Extrait cité:

>>>>

Les goûteurs plus aguerris s'y retrouvent, les autres découvrent.
Daniel Sommer, goûteur d'eau à Quimper
Citoyen Je participe à un observatoire du goût de l'eau. C'est pour moi un geste citoyen, dans le droit fil d'autres programmes auquel je prends part, comme l'étude nutritionnelle en ligne NutriNet-Santé. Il se trouve en plus que je connais le patron local de Veolia Eau, alors quand j'ai vu en bas de ma facture qu'ils cherchaient des bénévoles, cela a fait tilt ! Comme dans le vin, la dégustation se fait à l'aveugle : on goûte une eau puis on en parle avec une douzaine d'autres goûteurs, on goûte à nouveau et on reparle. Entre autres, j'y ai appris à comprendre d'où vient la flaveur de chlore typique de l'eau du robinet et à apprendre comment l'éliminer.
Dominique Mantegazzi, responsable du laboratoire eau potable chez Services industriels de Genève (SIG)

<<<<

Matériel recueilli:
>>>>

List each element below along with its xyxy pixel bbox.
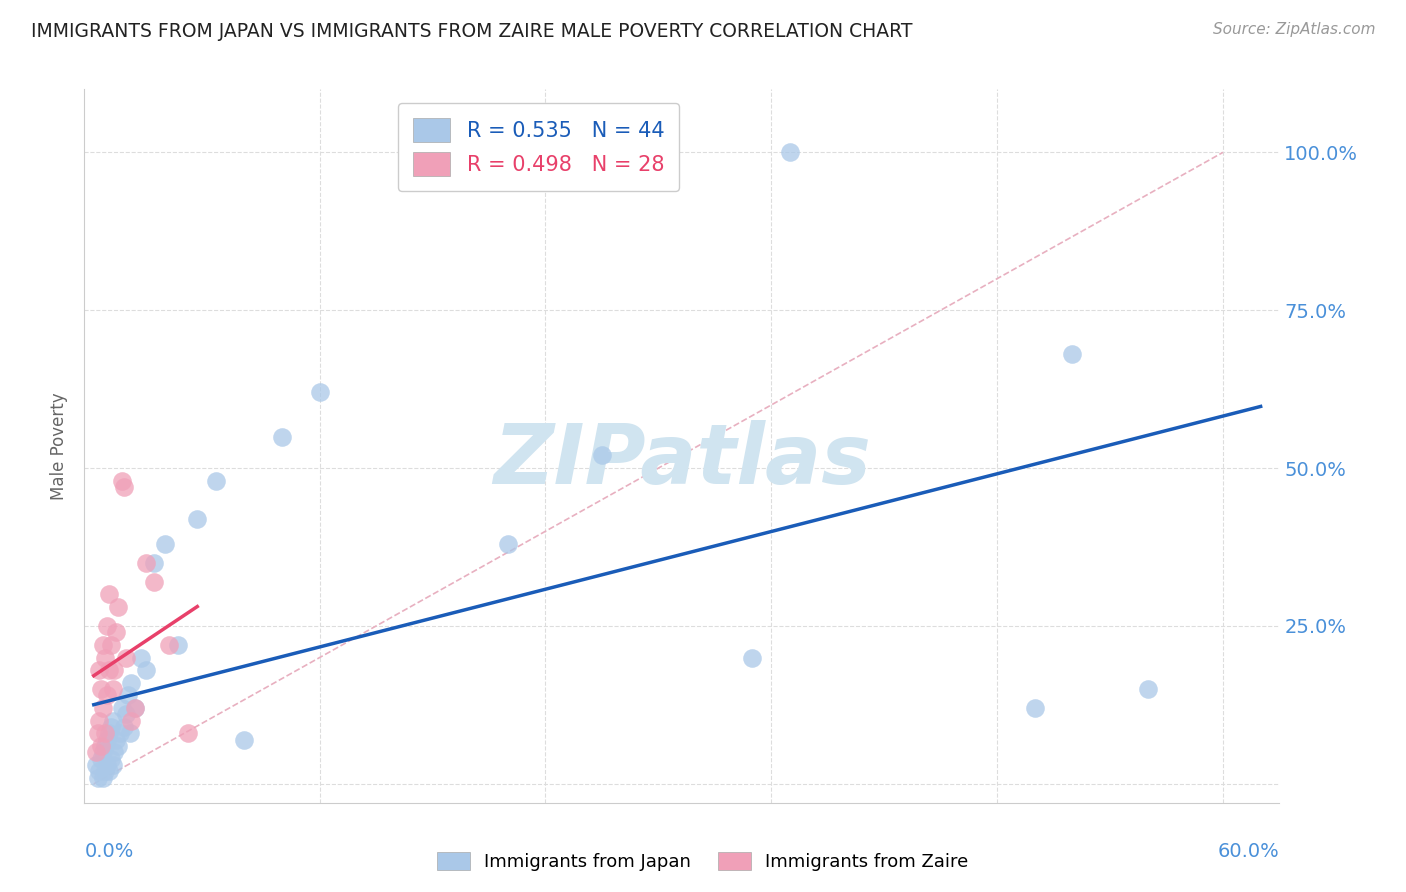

<<<<

Objectif:
Pouvez-vous imprimer sans rien changer tout ce qui va de « Les goûteurs plus » jusqu'à « apprendre comment l'éliminer. » dans l'extrait sur la dégustation de l'eau ?

Réponse:
Les goûteurs plus aguerris s'y retrouvent, les autres découvrent.
Daniel Sommer, goûteur d'eau à Quimper
Citoyen Je participe à un observatoire du goût de l'eau. C'est pour moi un geste citoyen, dans le droit fil d'autres programmes auquel je prends part, comme l'étude nutritionnelle en ligne NutriNet-Santé. Il se trouve en plus que je connais le patron local de Veolia Eau, alors quand j'ai vu en bas de ma facture qu'ils cherchaient des bénévoles, cela a fait tilt ! Comme dans le vin, la dégustation se fait à l'aveugle : on goûte une eau puis on en parle avec une douzaine d'autres goûteurs, on goûte à nouveau et on reparle. Entre autres, j'y ai appris à comprendre d'où vient la flaveur de chlore typique de l'eau du robinet et à apprendre comment l'éliminer.